Work instructions:
Copy the records below exactly as they appear.

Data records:

--- Begin ---

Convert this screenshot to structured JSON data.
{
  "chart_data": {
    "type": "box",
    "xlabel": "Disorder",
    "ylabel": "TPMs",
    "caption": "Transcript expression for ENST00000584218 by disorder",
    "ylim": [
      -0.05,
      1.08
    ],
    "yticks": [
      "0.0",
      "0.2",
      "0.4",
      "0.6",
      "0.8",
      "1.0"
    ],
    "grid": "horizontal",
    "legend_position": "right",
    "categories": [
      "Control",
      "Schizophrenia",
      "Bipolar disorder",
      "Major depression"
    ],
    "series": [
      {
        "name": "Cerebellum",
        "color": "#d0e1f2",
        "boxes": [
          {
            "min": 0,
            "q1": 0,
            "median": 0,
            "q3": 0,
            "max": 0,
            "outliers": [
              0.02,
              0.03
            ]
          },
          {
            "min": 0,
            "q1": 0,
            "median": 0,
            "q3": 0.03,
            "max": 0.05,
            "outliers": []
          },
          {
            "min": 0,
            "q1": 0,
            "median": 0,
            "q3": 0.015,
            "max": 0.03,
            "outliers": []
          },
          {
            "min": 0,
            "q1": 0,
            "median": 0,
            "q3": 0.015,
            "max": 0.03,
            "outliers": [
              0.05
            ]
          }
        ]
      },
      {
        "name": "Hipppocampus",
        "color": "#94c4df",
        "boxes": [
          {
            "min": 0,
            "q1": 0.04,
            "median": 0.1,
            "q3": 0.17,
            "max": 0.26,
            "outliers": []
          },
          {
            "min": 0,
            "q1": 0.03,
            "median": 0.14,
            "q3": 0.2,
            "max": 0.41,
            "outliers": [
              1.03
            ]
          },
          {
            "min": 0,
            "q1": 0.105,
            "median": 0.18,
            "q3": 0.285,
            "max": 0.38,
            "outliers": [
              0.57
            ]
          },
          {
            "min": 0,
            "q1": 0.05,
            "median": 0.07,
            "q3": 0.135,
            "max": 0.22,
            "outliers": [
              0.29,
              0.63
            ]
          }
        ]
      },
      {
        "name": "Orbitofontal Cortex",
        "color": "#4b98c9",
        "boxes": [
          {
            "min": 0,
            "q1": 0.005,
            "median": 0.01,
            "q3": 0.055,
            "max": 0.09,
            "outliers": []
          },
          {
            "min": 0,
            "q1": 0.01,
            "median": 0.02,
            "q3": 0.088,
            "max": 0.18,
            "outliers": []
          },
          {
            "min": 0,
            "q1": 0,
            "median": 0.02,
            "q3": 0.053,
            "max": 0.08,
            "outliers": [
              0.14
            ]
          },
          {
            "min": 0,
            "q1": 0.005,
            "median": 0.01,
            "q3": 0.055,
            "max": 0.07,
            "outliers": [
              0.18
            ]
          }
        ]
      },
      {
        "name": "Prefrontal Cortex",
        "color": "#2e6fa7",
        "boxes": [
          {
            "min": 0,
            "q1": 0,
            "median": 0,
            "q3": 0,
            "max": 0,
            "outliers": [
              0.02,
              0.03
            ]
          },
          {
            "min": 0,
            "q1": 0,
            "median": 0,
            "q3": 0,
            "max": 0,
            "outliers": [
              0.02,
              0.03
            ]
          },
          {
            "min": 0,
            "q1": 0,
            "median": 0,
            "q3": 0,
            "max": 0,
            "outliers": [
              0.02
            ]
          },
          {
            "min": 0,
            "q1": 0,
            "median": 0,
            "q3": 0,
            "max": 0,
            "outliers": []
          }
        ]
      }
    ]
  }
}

--- End ---

Result for this task:
Convert this screenshot to structured JSON data.
{
  "chart_data": {
    "type": "box",
    "xlabel": "Disorder",
    "ylabel": "TPMs",
    "caption": "Transcript expression for ENST00000584218 by disorder",
    "ylim": [
      -0.05,
      1.08
    ],
    "yticks": [
      "0.0",
      "0.2",
      "0.4",
      "0.6",
      "0.8",
      "1.0"
    ],
    "grid": "horizontal",
    "legend_position": "right",
    "categories": [
      "Control",
      "Schizophrenia",
      "Bipolar disorder",
      "Major depression"
    ],
    "series": [
      {
        "name": "Cerebellum",
        "color": "#d0e1f2",
        "boxes": [
          {
            "min": 0,
            "q1": 0,
            "median": 0,
            "q3": 0,
            "max": 0,
            "outliers": [
              0.02,
              0.03
            ]
          },
          {
            "min": 0,
            "q1": 0,
            "median": 0,
            "q3": 0.03,
            "max": 0.05,
            "outliers": []
          },
          {
            "min": 0,
            "q1": 0,
            "median": 0,
            "q3": 0.015,
            "max": 0.03,
            "outliers": []
          },
          {
            "min": 0,
            "q1": 0,
            "median": 0,
            "q3": 0.015,
            "max": 0.03,
            "outliers": [
              0.05
            ]
          }
        ]
      },
      {
        "name": "Hipppocampus",
        "color": "#94c4df",
        "boxes": [
          {
            "min": 0,
            "q1": 0.04,
            "median": 0.1,
            "q3": 0.17,
            "max": 0.26,
            "outliers": []
          },
          {
            "min": 0,
            "q1": 0.03,
            "median": 0.14,
            "q3": 0.2,
            "max": 0.41,
            "outliers": [
              1.03
            ]
          },
          {
            "min": 0,
            "q1": 0.105,
            "median": 0.18,
            "q3": 0.285,
            "max": 0.38,
            "outliers": [
              0.57
            ]
          },
          {
            "min": 0,
            "q1": 0.05,
            "median": 0.07,
            "q3": 0.135,
            "max": 0.22,
            "outliers": [
              0.29,
              0.63
            ]
          }
        ]
      },
      {
        "name": "Orbitofontal Cortex",
        "color": "#4b98c9",
        "boxes": [
          {
            "min": 0,
            "q1": 0.005,
            "median": 0.01,
            "q3": 0.055,
            "max": 0.09,
            "outliers": []
          },
          {
            "min": 0,
            "q1": 0.01,
            "median": 0.02,
            "q3": 0.088,
            "max": 0.18,
            "outliers": []
          },
          {
            "min": 0,
            "q1": 0,
            "median": 0.02,
            "q3": 0.053,
            "max": 0.08,
            "outliers": [
              0.14
            ]
          },
          {
            "min": 0,
            "q1": 0.005,
            "median": 0.01,
            "q3": 0.055,
            "max": 0.07,
            "outliers": [
              0.18
            ]
          }
        ]
      },
      {
        "name": "Prefrontal Cortex",
        "color": "#2e6fa7",
        "boxes": [
          {
            "min": 0,
            "q1": 0,
            "median": 0,
            "q3": 0,
            "max": 0,
            "outliers": [
              0.02,
              0.03
            ]
          },
          {
            "min": 0,
            "q1": 0,
            "median": 0,
            "q3": 0,
            "max": 0,
            "outliers": [
              0.02,
              0.03
            ]
          },
          {
            "min": 0,
            "q1": 0,
            "median": 0,
            "q3": 0,
            "max": 0,
            "outliers": [
              0.02
            ]
          },
          {
            "min": 0,
            "q1": 0,
            "median": 0,
            "q3": 0,
            "max": 0,
            "outliers": []
          }
        ]
      }
    ]
  }
}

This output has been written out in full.